Exercise: Go through the listing and write out all of it exactly.

Dataset records:
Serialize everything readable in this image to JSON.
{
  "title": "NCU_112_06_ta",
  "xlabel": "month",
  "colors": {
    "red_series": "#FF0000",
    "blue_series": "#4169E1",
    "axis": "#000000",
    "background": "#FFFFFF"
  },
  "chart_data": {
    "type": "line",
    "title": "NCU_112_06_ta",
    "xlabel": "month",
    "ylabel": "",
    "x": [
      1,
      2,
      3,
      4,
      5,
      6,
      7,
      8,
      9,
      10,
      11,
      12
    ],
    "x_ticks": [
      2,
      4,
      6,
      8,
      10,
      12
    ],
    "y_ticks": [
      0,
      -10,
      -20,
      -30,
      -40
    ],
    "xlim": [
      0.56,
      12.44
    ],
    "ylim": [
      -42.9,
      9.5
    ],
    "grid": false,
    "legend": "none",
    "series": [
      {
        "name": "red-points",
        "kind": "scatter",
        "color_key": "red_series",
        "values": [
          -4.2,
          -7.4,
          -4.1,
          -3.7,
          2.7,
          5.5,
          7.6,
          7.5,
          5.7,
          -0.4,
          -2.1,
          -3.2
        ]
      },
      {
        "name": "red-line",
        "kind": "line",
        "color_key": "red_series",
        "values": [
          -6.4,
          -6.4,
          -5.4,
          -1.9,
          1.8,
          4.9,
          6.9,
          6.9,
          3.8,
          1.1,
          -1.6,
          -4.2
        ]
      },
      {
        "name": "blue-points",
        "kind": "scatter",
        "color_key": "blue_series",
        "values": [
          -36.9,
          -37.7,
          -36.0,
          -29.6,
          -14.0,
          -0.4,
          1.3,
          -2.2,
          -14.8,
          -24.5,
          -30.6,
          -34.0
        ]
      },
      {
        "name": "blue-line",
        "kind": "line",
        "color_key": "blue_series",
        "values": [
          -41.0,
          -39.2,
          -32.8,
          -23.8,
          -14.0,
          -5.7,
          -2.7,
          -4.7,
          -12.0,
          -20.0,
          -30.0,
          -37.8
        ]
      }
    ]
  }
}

Correct response:
Serialize everything readable in this image to JSON.
{
  "title": "NCU_112_06_ta",
  "xlabel": "month",
  "colors": {
    "red_series": "#FF0000",
    "blue_series": "#4169E1",
    "axis": "#000000",
    "background": "#FFFFFF"
  },
  "chart_data": {
    "type": "line",
    "title": "NCU_112_06_ta",
    "xlabel": "month",
    "ylabel": "",
    "x": [
      1,
      2,
      3,
      4,
      5,
      6,
      7,
      8,
      9,
      10,
      11,
      12
    ],
    "x_ticks": [
      2,
      4,
      6,
      8,
      10,
      12
    ],
    "y_ticks": [
      0,
      -10,
      -20,
      -30,
      -40
    ],
    "xlim": [
      0.56,
      12.44
    ],
    "ylim": [
      -42.9,
      9.5
    ],
    "grid": false,
    "legend": "none",
    "series": [
      {
        "name": "red-points",
        "kind": "scatter",
        "color_key": "red_series",
        "values": [
          -4.2,
          -7.4,
          -4.1,
          -3.7,
          2.7,
          5.5,
          7.6,
          7.5,
          5.7,
          -0.4,
          -2.1,
          -3.2
        ]
      },
      {
        "name": "red-line",
        "kind": "line",
        "color_key": "red_series",
        "values": [
          -6.4,
          -6.4,
          -5.4,
          -1.9,
          1.8,
          4.9,
          6.9,
          6.9,
          3.8,
          1.1,
          -1.6,
          -4.2
        ]
      },
      {
        "name": "blue-points",
        "kind": "scatter",
        "color_key": "blue_series",
        "values": [
          -36.9,
          -37.7,
          -36.0,
          -29.6,
          -14.0,
          -0.4,
          1.3,
          -2.2,
          -14.8,
          -24.5,
          -30.6,
          -34.0
        ]
      },
      {
        "name": "blue-line",
        "kind": "line",
        "color_key": "blue_series",
        "values": [
          -41.0,
          -39.2,
          -32.8,
          -23.8,
          -14.0,
          -5.7,
          -2.7,
          -4.7,
          -12.0,
          -20.0,
          -30.0,
          -37.8
        ]
      }
    ]
  }
}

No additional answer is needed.